- _THE PROBLEM_: The answer should be a single number: how many lines of the entries below hold the word "blushing".
═══ INPUT DATA ═══
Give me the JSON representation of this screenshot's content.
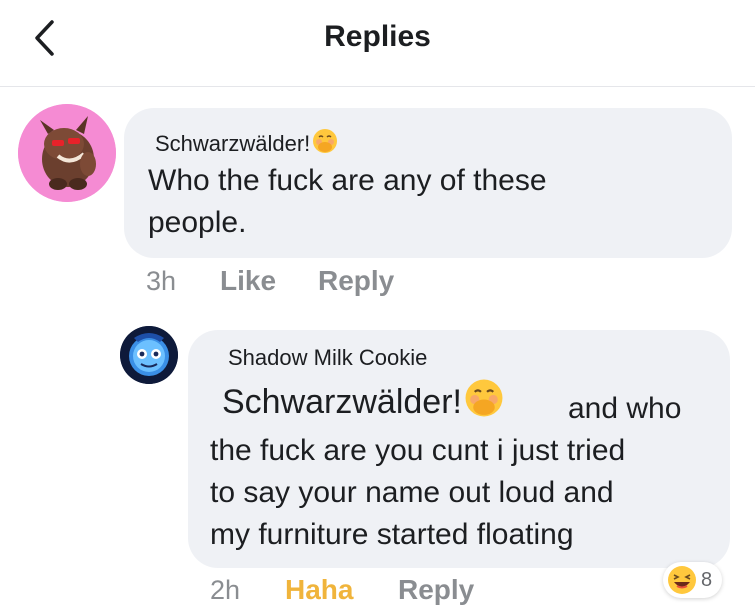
{
  "header": {
    "title": "Replies",
    "back_icon": "chevron-left-icon"
  },
  "comments": [
    {
      "author": "Schwarzwälder!",
      "author_emoji": "blushing-face-with-hand-over-mouth-emoji",
      "text_lines": [
        "Who the fuck are any of these",
        "people."
      ],
      "time": "3h",
      "like_label": "Like",
      "reply_label": "Reply"
    },
    {
      "author": "Shadow Milk Cookie",
      "mention": "Schwarzwälder!",
      "mention_emoji": "blushing-face-with-hand-over-mouth-emoji",
      "text_first": "and who",
      "text_lines": [
        "the fuck are you cunt i just tried",
        "to say your name out loud and",
        "my furniture started floating"
      ],
      "time": "2h",
      "reaction_label": "Haha",
      "reply_label": "Reply",
      "reaction_icon": "laughing-face-emoji",
      "reaction_count": "8"
    }
  ],
  "colors": {
    "bubble": "#eff1f5",
    "meta_text": "#8a8d91",
    "haha": "#f0b43b",
    "avatar1_bg": "#f58bd3",
    "avatar2_bg": "#0e1a3a"
  }
}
═══
- _FULL RESPONSE_: 2